Task objective
Copy every entry exactly.
....................
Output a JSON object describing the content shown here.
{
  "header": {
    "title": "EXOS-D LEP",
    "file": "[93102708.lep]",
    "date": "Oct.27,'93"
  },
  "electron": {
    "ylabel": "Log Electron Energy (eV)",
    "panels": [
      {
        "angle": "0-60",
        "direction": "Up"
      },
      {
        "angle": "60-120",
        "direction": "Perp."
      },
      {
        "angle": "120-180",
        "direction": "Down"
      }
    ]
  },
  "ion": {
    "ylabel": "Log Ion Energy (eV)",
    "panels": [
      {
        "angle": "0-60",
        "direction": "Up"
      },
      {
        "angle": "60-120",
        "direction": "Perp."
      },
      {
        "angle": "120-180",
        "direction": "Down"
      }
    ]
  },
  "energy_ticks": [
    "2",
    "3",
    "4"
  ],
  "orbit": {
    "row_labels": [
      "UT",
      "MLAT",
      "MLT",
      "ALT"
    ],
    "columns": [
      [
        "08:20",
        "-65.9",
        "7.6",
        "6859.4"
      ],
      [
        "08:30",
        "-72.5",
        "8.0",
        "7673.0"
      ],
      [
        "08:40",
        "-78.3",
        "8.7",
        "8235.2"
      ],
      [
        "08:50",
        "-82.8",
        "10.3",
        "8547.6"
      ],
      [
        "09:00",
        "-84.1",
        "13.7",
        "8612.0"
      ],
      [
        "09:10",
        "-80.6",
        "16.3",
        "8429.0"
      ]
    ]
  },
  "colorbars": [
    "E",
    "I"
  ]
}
....................
Response
Output a JSON object describing the content shown here.
{
  "header": {
    "title": "EXOS-D LEP",
    "file": "[93102708.lep]",
    "date": "Oct.27,'93"
  },
  "electron": {
    "ylabel": "Log Electron Energy (eV)",
    "panels": [
      {
        "angle": "0-60",
        "direction": "Up"
      },
      {
        "angle": "60-120",
        "direction": "Perp."
      },
      {
        "angle": "120-180",
        "direction": "Down"
      }
    ]
  },
  "ion": {
    "ylabel": "Log Ion Energy (eV)",
    "panels": [
      {
        "angle": "0-60",
        "direction": "Up"
      },
      {
        "angle": "60-120",
        "direction": "Perp."
      },
      {
        "angle": "120-180",
        "direction": "Down"
      }
    ]
  },
  "energy_ticks": [
    "2",
    "3",
    "4"
  ],
  "orbit": {
    "row_labels": [
      "UT",
      "MLAT",
      "MLT",
      "ALT"
    ],
    "columns": [
      [
        "08:20",
        "-65.9",
        "7.6",
        "6859.4"
      ],
      [
        "08:30",
        "-72.5",
        "8.0",
        "7673.0"
      ],
      [
        "08:40",
        "-78.3",
        "8.7",
        "8235.2"
      ],
      [
        "08:50",
        "-82.8",
        "10.3",
        "8547.6"
      ],
      [
        "09:00",
        "-84.1",
        "13.7",
        "8612.0"
      ],
      [
        "09:10",
        "-80.6",
        "16.3",
        "8429.0"
      ]
    ]
  },
  "colorbars": [
    "E",
    "I"
  ]
}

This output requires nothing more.